AP PRECALCULUS — UNIT 4A · FUNCTIONS INVOLVING PARAMETERS, VECTORS, AND MATRICES
4.2 — Parametric Functions Modeling Planar Motion
Notes — Position, Path, and Direction
💡 Learning Objectives (4.2.A)
By the end of this lesson you will be able to:
- Use parametric equations to model the motion of an object in the plane
- Identify position, path, and direction from a parametric description
- Determine when an object reaches a specific location
- Recognize when a particle is moving left, right, up, or down based on x(t) and y(t)
1. Position vs. Path
When parametric equations model motion, t represents time. The pair (x(t), y(t)) gives the POSITION of the object at time t. As t advances, the object MOVES — and the set of all positions visited is called the PATH.
The path is just a curve in the plane. The motion adds DIRECTION and TIMING — two different objects might travel the same path at different speeds or in opposite directions.
2. Reading a Motion Description
📘 Example — A particle moving along a parabola
A particle has position (x(t), y(t)) = (t, t² − 4) for t ∈ [−3, 3].
- At t = 0: position (0, −4) — the vertex of the parabola
- At t = 2: position (2, 0)
- At t = −2: position (−2, 0)
- As t increases, x always increases (since x = t), so the particle moves RIGHT throughout
- The y-component goes down then up, so the particle moves down on (−3, 0), then up on (0, 3)
3. Direction of Motion at a Given Instant
To decide whether a particle is moving up/down or left/right at a given t, look at how each coordinate is CHANGING:
- If x(t) is increasing as t grows: particle moves RIGHT
- If x(t) is decreasing: particle moves LEFT
- If y(t) is increasing: particle moves UP
- If y(t) is decreasing: particle moves DOWN
To check whether a coordinate is increasing or decreasing, evaluate just before and just after the t in question, or analyze x(t) and y(t) as ordinary functions.
4. When Does the Particle Reach a Specific Point?

▶ _DIRECTIONS_
A – In the parametric motion notes, where is the particle at t = 0 in the parabola example?
B – Please continue the parametric motion notes, picking up right after the heading "4. When Does the Particle Reach a Specific Point?"
The entries that come next have no connection to the parametric motion notes.

(Dataset excerpts)

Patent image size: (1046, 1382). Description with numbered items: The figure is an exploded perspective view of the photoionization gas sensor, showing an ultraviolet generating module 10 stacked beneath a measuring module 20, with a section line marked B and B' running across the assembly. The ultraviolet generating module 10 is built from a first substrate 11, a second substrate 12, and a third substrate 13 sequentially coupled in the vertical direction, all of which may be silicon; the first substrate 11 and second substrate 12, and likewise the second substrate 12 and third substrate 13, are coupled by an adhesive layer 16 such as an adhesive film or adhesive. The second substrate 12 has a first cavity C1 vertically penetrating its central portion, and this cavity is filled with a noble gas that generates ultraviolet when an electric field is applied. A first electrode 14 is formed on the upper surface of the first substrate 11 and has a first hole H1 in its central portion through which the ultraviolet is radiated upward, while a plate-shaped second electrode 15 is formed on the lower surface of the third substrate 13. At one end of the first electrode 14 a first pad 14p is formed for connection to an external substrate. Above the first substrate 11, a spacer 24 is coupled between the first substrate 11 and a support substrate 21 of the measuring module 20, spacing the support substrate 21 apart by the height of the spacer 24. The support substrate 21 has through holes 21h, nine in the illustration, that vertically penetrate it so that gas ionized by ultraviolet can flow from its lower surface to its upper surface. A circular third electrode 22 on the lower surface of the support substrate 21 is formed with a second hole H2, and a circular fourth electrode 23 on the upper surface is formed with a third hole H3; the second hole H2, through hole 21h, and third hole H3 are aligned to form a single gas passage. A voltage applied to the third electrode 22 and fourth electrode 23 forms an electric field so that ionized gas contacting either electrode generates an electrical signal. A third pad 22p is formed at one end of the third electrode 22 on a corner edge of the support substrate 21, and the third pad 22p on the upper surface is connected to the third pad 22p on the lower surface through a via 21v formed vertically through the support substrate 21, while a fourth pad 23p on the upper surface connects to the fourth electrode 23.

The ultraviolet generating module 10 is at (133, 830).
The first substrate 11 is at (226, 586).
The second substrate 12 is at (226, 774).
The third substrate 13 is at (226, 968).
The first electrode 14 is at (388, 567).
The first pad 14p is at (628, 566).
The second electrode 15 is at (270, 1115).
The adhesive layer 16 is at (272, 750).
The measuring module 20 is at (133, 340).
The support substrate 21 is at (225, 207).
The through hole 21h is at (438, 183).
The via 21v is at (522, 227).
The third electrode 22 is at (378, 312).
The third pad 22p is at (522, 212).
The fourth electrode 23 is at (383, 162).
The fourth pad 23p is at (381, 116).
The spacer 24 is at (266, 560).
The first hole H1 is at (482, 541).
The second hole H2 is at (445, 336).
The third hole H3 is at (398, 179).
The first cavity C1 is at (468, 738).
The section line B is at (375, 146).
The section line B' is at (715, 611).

▶ _ANSWERS GIVEN_
A – At (0, −4), the vertex of the parabola.

B –
To find the time at which a particle is at a particular (a, b), set up the system x(t) = a AND y(t) = b. The values of t that satisfy BOTH are the times the particle is at that point. (No solution to the system means the particle never visits that point.)
📘 Example — When does the particle reach (3, 5)?
A particle has (x(t), y(t)) = (t + 1, t² − 4).
- Solve x(t) = 3: t + 1 = 3 ⇒ t = 2
- Check y(t) at t = 2: y(2) = 4 − 4 = 0, NOT 5
- Conclusion: the particle never reaches (3, 5).
5. Self-Intersections of the Path
Sometimes a path crosses itself — different times produce the same position. Find these by solving (x(t₁), y(t₁)) = (x(t₂), y(t₂)) with t₁ ≠ t₂.
📘 Example — Finding a self-intersection
A particle has (x(t), y(t)) = (t² − 1, t³ − 3t).
- Need t₁² − 1 = t₂² − 1 and t₁³ − 3t₁ = t₂³ − 3t₂
- First eq: t₁² = t₂², so t₂ = ±t₁. Take t₂ = −t₁ (otherwise same time).
- Second eq: t₁³ − 3t₁ = −t₁³ + 3t₁ ⇒ 2t₁³ − 6t₁ = 0 ⇒ 2t₁(t₁² − 3) = 0
- So t₁ = 0 (trivial) or t₁ = ±√3. With t₁ = √3, t₂ = −√3, both give (2, 0).
- The path crosses itself at (2, 0).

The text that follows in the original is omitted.